▶ Stated exercise:
Copy the following lines exactly, beginning with the line that contains "bar [319,367,322,423]" and ending with the line that contains "bar [691,367,694,442]", both included.

+++ Provided data +++

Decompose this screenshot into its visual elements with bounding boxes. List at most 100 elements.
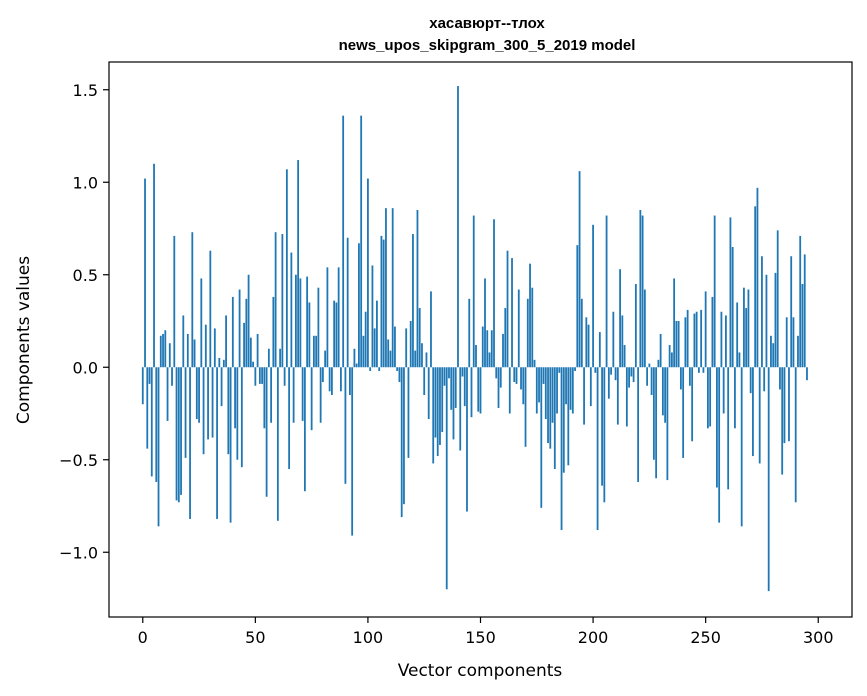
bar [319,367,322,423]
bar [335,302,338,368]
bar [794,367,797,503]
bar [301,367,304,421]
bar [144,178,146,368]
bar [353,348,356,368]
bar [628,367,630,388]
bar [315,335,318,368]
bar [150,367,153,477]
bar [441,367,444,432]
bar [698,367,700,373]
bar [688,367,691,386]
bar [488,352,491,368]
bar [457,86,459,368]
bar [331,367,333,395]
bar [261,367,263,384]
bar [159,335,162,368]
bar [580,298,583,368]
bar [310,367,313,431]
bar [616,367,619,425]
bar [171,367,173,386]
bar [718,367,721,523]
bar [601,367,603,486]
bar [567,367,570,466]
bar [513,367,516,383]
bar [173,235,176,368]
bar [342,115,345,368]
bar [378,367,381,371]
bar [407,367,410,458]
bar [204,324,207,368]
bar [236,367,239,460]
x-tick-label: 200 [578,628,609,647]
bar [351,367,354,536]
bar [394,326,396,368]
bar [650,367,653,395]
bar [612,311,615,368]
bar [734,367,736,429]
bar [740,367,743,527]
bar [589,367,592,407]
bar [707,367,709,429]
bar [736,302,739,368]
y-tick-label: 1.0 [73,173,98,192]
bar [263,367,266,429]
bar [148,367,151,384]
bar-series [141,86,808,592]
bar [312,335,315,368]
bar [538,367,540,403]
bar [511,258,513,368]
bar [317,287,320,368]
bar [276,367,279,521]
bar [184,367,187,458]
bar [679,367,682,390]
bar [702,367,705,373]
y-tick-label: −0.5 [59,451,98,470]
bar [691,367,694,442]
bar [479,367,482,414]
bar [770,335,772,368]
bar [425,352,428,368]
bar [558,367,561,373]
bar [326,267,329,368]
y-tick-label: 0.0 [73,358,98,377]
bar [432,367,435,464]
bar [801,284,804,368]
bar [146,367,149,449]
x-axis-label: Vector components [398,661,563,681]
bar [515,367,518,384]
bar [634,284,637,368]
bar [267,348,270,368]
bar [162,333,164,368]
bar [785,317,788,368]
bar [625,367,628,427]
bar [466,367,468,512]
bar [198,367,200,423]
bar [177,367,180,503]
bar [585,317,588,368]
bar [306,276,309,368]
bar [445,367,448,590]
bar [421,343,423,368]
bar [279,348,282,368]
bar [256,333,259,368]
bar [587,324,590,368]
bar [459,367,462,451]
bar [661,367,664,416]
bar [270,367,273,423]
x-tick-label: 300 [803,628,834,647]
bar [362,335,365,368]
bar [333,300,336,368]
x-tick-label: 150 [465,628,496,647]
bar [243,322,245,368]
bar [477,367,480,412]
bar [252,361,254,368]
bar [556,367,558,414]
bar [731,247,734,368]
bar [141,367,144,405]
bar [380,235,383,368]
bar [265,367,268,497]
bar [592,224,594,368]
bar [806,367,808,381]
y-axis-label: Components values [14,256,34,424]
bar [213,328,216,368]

+++

▶ Expected output:
bar [319,367,322,423]
bar [335,302,338,368]
bar [794,367,797,503]
bar [301,367,304,421]
bar [144,178,146,368]
bar [353,348,356,368]
bar [628,367,630,388]
bar [315,335,318,368]
bar [150,367,153,477]
bar [441,367,444,432]
bar [698,367,700,373]
bar [688,367,691,386]
bar [488,352,491,368]
bar [457,86,459,368]
bar [331,367,333,395]
bar [261,367,263,384]
bar [159,335,162,368]
bar [580,298,583,368]
bar [310,367,313,431]
bar [616,367,619,425]
bar [171,367,173,386]
bar [718,367,721,523]
bar [601,367,603,486]
bar [567,367,570,466]
bar [513,367,516,383]
bar [173,235,176,368]
bar [342,115,345,368]
bar [378,367,381,371]
bar [407,367,410,458]
bar [204,324,207,368]
bar [236,367,239,460]
x-tick-label: 200 [578,628,609,647]
bar [351,367,354,536]
bar [394,326,396,368]
bar [650,367,653,395]
bar [612,311,615,368]
bar [734,367,736,429]
bar [740,367,743,527]
bar [589,367,592,407]
bar [707,367,709,429]
bar [736,302,739,368]
y-tick-label: 1.0 [73,173,98,192]
bar [263,367,266,429]
bar [148,367,151,384]
bar-series [141,86,808,592]
bar [312,335,315,368]
bar [538,367,540,403]
bar [511,258,513,368]
bar [317,287,320,368]
bar [276,367,279,521]
bar [184,367,187,458]
bar [679,367,682,390]
bar [702,367,705,373]
y-tick-label: −0.5 [59,451,98,470]
bar [691,367,694,442]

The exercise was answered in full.